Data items
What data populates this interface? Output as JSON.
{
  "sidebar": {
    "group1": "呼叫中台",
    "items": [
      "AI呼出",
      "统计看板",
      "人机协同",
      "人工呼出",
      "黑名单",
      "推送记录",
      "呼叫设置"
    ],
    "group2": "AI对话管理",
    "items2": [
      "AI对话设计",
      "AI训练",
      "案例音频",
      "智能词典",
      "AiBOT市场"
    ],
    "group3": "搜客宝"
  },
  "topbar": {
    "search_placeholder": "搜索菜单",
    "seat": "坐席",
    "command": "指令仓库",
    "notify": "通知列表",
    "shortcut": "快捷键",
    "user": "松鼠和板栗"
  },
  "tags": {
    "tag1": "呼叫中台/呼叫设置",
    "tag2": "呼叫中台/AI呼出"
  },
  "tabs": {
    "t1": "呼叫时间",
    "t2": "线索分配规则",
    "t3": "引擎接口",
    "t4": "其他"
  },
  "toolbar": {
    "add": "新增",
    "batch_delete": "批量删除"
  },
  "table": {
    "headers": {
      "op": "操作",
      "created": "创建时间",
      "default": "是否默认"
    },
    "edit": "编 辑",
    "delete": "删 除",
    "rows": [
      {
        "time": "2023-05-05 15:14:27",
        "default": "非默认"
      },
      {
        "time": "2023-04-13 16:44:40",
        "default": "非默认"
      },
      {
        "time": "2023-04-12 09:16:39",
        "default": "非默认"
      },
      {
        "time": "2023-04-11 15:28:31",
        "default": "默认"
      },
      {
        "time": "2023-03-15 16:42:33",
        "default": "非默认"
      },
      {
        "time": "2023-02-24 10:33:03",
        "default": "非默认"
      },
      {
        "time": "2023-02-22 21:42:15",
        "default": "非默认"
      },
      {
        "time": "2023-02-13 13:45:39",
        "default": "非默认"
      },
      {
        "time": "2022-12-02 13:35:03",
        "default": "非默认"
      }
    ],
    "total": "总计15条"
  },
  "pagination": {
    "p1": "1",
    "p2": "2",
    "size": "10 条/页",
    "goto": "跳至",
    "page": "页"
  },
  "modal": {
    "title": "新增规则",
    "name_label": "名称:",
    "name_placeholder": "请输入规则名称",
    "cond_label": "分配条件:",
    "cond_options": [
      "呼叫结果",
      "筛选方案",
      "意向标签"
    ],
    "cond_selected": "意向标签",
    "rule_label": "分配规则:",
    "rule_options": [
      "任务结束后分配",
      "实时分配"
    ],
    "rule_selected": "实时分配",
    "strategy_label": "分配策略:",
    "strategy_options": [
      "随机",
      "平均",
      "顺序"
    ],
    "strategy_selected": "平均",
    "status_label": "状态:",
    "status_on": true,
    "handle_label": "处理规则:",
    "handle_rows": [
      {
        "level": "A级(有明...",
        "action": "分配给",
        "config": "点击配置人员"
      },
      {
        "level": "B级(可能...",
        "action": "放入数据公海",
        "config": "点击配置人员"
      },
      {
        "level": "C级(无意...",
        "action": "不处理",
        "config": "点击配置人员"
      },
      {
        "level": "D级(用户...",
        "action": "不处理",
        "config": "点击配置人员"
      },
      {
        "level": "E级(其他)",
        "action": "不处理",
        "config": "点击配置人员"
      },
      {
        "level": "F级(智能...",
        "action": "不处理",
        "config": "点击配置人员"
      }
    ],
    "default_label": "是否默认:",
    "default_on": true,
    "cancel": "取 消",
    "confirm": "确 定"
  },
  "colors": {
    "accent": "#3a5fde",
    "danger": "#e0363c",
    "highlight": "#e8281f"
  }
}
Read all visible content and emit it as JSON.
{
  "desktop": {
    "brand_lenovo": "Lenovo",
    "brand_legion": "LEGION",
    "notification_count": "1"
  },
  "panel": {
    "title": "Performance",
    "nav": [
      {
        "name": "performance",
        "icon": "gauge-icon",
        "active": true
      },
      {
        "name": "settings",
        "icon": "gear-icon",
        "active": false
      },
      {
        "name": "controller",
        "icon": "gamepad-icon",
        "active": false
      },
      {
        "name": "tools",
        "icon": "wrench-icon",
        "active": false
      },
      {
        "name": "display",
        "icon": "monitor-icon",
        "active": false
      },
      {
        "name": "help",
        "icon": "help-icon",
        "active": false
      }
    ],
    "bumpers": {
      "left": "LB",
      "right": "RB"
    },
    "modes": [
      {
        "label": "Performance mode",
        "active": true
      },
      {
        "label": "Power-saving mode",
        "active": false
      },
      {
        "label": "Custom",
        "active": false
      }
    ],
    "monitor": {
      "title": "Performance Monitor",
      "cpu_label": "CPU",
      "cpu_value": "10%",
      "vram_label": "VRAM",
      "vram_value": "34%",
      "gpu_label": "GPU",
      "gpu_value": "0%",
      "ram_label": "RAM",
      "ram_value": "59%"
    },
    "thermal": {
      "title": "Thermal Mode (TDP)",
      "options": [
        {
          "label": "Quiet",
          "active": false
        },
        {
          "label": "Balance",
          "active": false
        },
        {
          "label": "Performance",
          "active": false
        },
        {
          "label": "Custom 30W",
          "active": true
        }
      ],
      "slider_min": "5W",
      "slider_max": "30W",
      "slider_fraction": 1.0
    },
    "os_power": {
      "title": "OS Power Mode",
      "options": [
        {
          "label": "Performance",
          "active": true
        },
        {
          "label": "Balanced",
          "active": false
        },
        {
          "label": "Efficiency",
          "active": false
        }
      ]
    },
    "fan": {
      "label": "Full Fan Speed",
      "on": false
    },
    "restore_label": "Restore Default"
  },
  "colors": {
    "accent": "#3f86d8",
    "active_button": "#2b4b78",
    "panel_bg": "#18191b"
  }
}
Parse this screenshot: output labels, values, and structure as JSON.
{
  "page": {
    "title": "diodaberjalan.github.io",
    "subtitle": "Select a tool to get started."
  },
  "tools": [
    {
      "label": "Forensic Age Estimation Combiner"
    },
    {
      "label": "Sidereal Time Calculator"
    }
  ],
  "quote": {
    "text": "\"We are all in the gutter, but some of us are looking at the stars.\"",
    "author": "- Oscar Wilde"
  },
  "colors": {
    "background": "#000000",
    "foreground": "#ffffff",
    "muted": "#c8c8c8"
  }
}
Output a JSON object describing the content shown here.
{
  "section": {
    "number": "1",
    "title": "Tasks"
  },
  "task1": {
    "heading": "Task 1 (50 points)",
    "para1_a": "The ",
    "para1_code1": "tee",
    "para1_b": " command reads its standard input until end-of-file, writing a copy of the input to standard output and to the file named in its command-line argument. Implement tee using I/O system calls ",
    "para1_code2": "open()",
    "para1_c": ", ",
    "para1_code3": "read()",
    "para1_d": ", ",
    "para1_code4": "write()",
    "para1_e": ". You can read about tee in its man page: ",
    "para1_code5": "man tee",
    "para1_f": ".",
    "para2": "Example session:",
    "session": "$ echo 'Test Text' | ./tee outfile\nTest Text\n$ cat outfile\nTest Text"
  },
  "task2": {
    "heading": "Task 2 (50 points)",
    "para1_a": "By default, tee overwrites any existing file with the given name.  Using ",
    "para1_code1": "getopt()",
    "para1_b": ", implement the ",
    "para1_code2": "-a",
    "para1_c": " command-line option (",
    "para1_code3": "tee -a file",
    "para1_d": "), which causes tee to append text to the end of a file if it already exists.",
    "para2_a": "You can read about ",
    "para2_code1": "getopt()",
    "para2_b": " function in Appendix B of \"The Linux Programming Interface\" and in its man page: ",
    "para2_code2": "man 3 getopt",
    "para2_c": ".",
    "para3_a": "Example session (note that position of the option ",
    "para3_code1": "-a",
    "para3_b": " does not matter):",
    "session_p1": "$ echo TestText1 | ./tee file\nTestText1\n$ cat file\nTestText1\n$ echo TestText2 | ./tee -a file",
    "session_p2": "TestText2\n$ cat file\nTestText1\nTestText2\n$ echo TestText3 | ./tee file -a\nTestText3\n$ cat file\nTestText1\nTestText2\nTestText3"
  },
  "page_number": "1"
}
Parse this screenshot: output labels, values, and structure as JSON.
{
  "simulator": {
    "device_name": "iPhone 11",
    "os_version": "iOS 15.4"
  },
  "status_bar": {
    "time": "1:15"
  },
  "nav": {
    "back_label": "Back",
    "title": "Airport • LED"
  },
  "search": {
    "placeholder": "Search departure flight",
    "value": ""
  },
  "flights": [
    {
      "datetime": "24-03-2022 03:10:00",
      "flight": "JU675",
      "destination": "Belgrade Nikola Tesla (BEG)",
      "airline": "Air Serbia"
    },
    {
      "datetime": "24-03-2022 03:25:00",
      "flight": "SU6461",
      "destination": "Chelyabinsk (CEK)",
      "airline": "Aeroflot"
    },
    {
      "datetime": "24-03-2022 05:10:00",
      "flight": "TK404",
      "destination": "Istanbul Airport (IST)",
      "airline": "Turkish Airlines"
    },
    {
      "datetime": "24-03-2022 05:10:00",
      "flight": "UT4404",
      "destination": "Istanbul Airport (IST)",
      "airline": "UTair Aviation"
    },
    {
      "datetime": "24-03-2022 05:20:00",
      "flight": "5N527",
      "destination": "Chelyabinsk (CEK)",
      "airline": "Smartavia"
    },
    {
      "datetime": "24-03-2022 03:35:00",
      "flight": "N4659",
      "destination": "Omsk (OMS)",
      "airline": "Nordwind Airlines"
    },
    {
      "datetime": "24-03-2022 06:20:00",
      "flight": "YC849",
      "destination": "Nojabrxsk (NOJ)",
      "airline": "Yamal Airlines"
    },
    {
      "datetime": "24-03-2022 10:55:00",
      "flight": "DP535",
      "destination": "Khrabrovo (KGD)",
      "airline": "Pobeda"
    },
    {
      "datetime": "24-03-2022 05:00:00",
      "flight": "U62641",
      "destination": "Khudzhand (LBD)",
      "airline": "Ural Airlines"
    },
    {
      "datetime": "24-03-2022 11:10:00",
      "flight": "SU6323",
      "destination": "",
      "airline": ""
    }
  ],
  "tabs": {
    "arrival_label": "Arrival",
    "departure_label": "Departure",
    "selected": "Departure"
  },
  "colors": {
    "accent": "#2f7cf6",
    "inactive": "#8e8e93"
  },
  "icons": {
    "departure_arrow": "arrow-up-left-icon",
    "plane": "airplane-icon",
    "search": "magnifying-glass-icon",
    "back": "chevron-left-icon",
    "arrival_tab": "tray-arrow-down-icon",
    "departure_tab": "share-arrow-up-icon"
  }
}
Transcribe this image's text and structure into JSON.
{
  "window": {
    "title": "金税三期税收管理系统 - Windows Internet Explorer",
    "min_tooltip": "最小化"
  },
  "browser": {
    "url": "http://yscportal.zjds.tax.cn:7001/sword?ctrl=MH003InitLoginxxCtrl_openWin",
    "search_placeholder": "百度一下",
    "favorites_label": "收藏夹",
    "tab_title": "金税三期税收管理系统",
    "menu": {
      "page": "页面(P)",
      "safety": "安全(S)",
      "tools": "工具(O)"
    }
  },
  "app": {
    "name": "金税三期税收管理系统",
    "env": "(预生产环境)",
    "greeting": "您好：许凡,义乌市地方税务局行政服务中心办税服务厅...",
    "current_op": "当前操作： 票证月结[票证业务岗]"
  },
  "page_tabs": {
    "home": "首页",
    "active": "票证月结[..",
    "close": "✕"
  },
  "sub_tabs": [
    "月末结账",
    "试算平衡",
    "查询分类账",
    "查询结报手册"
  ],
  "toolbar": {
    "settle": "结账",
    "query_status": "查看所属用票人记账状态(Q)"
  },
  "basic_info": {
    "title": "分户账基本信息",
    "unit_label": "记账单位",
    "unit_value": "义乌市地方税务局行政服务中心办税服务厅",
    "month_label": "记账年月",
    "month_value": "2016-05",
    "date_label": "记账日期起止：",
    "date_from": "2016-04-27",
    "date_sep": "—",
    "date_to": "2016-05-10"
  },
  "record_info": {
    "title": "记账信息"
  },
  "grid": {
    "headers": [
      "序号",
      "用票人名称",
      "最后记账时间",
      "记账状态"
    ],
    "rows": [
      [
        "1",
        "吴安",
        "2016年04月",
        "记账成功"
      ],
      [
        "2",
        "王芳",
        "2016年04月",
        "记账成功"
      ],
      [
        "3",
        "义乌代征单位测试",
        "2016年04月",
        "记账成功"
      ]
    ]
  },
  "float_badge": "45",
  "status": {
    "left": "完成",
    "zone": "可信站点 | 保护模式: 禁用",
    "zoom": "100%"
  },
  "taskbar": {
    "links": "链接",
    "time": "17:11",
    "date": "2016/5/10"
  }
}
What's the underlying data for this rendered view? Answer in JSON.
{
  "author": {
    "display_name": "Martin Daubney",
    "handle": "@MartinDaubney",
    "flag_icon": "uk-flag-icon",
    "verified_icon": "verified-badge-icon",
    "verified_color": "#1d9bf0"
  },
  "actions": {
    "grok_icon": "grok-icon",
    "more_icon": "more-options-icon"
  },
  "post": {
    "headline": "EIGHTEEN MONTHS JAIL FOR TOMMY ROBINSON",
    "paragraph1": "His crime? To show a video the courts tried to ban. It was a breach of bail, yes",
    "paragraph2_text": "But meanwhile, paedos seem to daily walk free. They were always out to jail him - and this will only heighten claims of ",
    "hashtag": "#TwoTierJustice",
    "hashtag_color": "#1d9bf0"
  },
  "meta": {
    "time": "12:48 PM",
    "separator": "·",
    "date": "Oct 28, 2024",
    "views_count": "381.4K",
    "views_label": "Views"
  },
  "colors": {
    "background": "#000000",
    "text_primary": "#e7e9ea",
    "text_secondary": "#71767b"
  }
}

Aim of the exercise: Among the lines of the material, find those that hold the word "Example" and copy them.

Answer:
    "para2": "Example session:",
    "para3_a": "Example session (note that position of the option ",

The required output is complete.